* BEGIN Task data *

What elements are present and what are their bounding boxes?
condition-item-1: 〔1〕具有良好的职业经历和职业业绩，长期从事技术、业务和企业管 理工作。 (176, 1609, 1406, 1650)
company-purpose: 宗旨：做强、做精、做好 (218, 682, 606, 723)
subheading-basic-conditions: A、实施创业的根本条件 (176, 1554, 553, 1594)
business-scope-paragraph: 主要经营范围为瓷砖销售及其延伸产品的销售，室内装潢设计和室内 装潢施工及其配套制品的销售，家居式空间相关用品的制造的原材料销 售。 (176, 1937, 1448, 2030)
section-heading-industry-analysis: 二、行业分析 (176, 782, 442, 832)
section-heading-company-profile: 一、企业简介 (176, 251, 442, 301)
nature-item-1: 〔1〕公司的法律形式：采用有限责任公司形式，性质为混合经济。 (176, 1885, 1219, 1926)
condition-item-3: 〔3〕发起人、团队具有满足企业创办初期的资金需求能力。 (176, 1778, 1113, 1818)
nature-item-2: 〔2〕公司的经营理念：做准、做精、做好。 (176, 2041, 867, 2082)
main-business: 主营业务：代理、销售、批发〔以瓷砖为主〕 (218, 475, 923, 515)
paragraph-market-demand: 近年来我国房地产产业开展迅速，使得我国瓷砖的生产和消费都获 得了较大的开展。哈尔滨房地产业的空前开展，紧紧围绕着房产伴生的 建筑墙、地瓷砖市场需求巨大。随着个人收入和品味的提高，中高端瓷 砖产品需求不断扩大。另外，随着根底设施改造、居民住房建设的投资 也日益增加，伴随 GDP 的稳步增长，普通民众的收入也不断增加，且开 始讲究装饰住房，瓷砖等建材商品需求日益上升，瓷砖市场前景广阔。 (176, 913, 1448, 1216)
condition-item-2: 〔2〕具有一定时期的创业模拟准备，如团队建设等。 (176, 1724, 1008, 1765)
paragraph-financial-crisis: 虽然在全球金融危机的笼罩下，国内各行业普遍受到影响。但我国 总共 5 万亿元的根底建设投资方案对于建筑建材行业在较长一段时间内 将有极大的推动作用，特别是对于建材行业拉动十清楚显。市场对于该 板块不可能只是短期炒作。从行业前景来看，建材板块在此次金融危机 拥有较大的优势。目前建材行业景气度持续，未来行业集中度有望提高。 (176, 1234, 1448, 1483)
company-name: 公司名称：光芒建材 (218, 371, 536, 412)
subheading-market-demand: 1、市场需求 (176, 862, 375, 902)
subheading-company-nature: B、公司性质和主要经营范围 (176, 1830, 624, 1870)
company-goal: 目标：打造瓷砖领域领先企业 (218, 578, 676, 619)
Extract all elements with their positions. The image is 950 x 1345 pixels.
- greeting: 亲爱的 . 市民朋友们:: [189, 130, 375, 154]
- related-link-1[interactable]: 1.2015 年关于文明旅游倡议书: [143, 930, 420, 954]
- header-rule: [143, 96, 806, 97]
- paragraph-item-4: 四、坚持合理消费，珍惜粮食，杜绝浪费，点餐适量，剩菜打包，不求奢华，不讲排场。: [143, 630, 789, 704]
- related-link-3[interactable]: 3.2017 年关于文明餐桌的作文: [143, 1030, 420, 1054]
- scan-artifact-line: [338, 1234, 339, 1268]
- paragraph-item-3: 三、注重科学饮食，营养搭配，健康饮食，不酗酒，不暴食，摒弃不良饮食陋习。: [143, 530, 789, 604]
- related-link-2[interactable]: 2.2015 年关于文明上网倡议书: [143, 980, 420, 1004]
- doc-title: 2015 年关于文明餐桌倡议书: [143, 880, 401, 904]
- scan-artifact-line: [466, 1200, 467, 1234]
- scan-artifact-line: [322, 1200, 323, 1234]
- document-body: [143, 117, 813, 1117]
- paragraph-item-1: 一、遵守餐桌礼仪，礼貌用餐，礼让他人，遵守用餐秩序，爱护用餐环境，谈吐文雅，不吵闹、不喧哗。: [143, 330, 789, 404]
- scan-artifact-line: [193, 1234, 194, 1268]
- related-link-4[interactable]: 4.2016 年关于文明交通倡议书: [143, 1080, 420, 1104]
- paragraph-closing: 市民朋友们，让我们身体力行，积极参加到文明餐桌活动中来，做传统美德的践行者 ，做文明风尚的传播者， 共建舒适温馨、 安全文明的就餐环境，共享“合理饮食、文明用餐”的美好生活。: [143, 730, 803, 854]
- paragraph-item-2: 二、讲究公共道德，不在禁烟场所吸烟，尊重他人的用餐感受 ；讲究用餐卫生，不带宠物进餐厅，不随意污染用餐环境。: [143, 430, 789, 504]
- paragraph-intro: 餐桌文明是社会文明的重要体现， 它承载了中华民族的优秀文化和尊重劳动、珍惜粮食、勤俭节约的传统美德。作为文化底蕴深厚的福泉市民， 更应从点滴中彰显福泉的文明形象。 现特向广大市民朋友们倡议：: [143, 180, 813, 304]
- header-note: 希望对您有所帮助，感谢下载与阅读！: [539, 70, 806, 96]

* END Task data *

Copy every one of the entries above again, line for line, with no changes of any kind.

> **Answer for the task**:
What elements are present and what are their bounding boxes?
condition-item-1: 〔1〕具有良好的职业经历和职业业绩，长期从事技术、业务和企业管 理工作。 (176, 1609, 1406, 1650)
company-purpose: 宗旨：做强、做精、做好 (218, 682, 606, 723)
subheading-basic-conditions: A、实施创业的根本条件 (176, 1554, 553, 1594)
business-scope-paragraph: 主要经营范围为瓷砖销售及其延伸产品的销售，室内装潢设计和室内 装潢施工及其配套制品的销售，家居式空间相关用品的制造的原材料销 售。 (176, 1937, 1448, 2030)
section-heading-industry-analysis: 二、行业分析 (176, 782, 442, 832)
section-heading-company-profile: 一、企业简介 (176, 251, 442, 301)
nature-item-1: 〔1〕公司的法律形式：采用有限责任公司形式，性质为混合经济。 (176, 1885, 1219, 1926)
condition-item-3: 〔3〕发起人、团队具有满足企业创办初期的资金需求能力。 (176, 1778, 1113, 1818)
nature-item-2: 〔2〕公司的经营理念：做准、做精、做好。 (176, 2041, 867, 2082)
main-business: 主营业务：代理、销售、批发〔以瓷砖为主〕 (218, 475, 923, 515)
paragraph-market-demand: 近年来我国房地产产业开展迅速，使得我国瓷砖的生产和消费都获 得了较大的开展。哈尔滨房地产业的空前开展，紧紧围绕着房产伴生的 建筑墙、地瓷砖市场需求巨大。随着个人收入和品味的提高，中高端瓷 砖产品需求不断扩大。另外，随着根底设施改造、居民住房建设的投资 也日益增加，伴随 GDP 的稳步增长，普通民众的收入也不断增加，且开 始讲究装饰住房，瓷砖等建材商品需求日益上升，瓷砖市场前景广阔。 (176, 913, 1448, 1216)
condition-item-2: 〔2〕具有一定时期的创业模拟准备，如团队建设等。 (176, 1724, 1008, 1765)
paragraph-financial-crisis: 虽然在全球金融危机的笼罩下，国内各行业普遍受到影响。但我国 总共 5 万亿元的根底建设投资方案对于建筑建材行业在较长一段时间内 将有极大的推动作用，特别是对于建材行业拉动十清楚显。市场对于该 板块不可能只是短期炒作。从行业前景来看，建材板块在此次金融危机 拥有较大的优势。目前建材行业景气度持续，未来行业集中度有望提高。 (176, 1234, 1448, 1483)
company-name: 公司名称：光芒建材 (218, 371, 536, 412)
subheading-market-demand: 1、市场需求 (176, 862, 375, 902)
subheading-company-nature: B、公司性质和主要经营范围 (176, 1830, 624, 1870)
company-goal: 目标：打造瓷砖领域领先企业 (218, 578, 676, 619)
Extract all elements with their positions. The image is 950 x 1345 pixels.
- greeting: 亲爱的 . 市民朋友们:: [189, 130, 375, 154]
- related-link-1[interactable]: 1.2015 年关于文明旅游倡议书: [143, 930, 420, 954]
- header-rule: [143, 96, 806, 97]
- paragraph-item-4: 四、坚持合理消费，珍惜粮食，杜绝浪费，点餐适量，剩菜打包，不求奢华，不讲排场。: [143, 630, 789, 704]
- related-link-3[interactable]: 3.2017 年关于文明餐桌的作文: [143, 1030, 420, 1054]
- scan-artifact-line: [338, 1234, 339, 1268]
- paragraph-item-3: 三、注重科学饮食，营养搭配，健康饮食，不酗酒，不暴食，摒弃不良饮食陋习。: [143, 530, 789, 604]
- related-link-2[interactable]: 2.2015 年关于文明上网倡议书: [143, 980, 420, 1004]
- doc-title: 2015 年关于文明餐桌倡议书: [143, 880, 401, 904]
- scan-artifact-line: [466, 1200, 467, 1234]
- scan-artifact-line: [322, 1200, 323, 1234]
- document-body: [143, 117, 813, 1117]
- paragraph-item-1: 一、遵守餐桌礼仪，礼貌用餐，礼让他人，遵守用餐秩序，爱护用餐环境，谈吐文雅，不吵闹、不喧哗。: [143, 330, 789, 404]
- scan-artifact-line: [193, 1234, 194, 1268]
- related-link-4[interactable]: 4.2016 年关于文明交通倡议书: [143, 1080, 420, 1104]
- paragraph-closing: 市民朋友们，让我们身体力行，积极参加到文明餐桌活动中来，做传统美德的践行者 ，做文明风尚的传播者， 共建舒适温馨、 安全文明的就餐环境，共享“合理饮食、文明用餐”的美好生活。: [143, 730, 803, 854]
- paragraph-item-2: 二、讲究公共道德，不在禁烟场所吸烟，尊重他人的用餐感受 ；讲究用餐卫生，不带宠物进餐厅，不随意污染用餐环境。: [143, 430, 789, 504]
- paragraph-intro: 餐桌文明是社会文明的重要体现， 它承载了中华民族的优秀文化和尊重劳动、珍惜粮食、勤俭节约的传统美德。作为文化底蕴深厚的福泉市民， 更应从点滴中彰显福泉的文明形象。 现特向广大市民朋友们倡议：: [143, 180, 813, 304]
- header-note: 希望对您有所帮助，感谢下载与阅读！: [539, 70, 806, 96]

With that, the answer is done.